Items:
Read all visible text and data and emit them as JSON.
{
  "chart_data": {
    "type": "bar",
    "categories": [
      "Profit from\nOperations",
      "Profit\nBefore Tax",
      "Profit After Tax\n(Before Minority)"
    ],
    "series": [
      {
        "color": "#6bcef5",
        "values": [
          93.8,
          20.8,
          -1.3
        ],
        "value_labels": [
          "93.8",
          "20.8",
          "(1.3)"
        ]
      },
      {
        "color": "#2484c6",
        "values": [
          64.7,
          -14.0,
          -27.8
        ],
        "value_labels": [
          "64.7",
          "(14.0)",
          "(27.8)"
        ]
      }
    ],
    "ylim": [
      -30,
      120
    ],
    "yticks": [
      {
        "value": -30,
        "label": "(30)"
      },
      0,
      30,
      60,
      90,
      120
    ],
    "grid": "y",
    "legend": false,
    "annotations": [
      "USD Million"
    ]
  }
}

Exercise aim:
Report how many lines in the entries hold the string "Profit". Nothing but the number is wanted.

Completed task:
3